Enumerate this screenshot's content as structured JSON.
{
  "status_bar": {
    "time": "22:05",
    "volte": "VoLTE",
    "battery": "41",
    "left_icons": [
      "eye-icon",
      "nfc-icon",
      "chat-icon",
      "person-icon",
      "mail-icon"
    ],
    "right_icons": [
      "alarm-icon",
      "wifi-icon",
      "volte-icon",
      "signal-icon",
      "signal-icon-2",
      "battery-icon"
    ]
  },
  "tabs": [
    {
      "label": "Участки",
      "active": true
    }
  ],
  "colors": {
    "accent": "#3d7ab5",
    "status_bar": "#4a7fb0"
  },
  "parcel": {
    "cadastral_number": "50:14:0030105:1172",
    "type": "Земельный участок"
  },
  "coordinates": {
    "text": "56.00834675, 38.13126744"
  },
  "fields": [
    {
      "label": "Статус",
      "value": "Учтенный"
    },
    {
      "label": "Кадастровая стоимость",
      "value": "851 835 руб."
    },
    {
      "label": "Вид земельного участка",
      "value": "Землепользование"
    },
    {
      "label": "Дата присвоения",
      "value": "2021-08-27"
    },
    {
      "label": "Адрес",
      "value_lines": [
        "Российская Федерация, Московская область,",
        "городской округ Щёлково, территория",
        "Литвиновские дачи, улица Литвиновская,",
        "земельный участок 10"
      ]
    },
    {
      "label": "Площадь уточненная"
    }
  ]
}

## WHAT YOU SHOULD DO
Write out the whole listing again. Match it word for word.

## RESULT
Enumerate this screenshot's content as structured JSON.
{
  "status_bar": {
    "time": "22:05",
    "volte": "VoLTE",
    "battery": "41",
    "left_icons": [
      "eye-icon",
      "nfc-icon",
      "chat-icon",
      "person-icon",
      "mail-icon"
    ],
    "right_icons": [
      "alarm-icon",
      "wifi-icon",
      "volte-icon",
      "signal-icon",
      "signal-icon-2",
      "battery-icon"
    ]
  },
  "tabs": [
    {
      "label": "Участки",
      "active": true
    }
  ],
  "colors": {
    "accent": "#3d7ab5",
    "status_bar": "#4a7fb0"
  },
  "parcel": {
    "cadastral_number": "50:14:0030105:1172",
    "type": "Земельный участок"
  },
  "coordinates": {
    "text": "56.00834675, 38.13126744"
  },
  "fields": [
    {
      "label": "Статус",
      "value": "Учтенный"
    },
    {
      "label": "Кадастровая стоимость",
      "value": "851 835 руб."
    },
    {
      "label": "Вид земельного участка",
      "value": "Землепользование"
    },
    {
      "label": "Дата присвоения",
      "value": "2021-08-27"
    },
    {
      "label": "Адрес",
      "value_lines": [
        "Российская Федерация, Московская область,",
        "городской округ Щёлково, территория",
        "Литвиновские дачи, улица Литвиновская,",
        "земельный участок 10"
      ]
    },
    {
      "label": "Площадь уточненная"
    }
  ]
}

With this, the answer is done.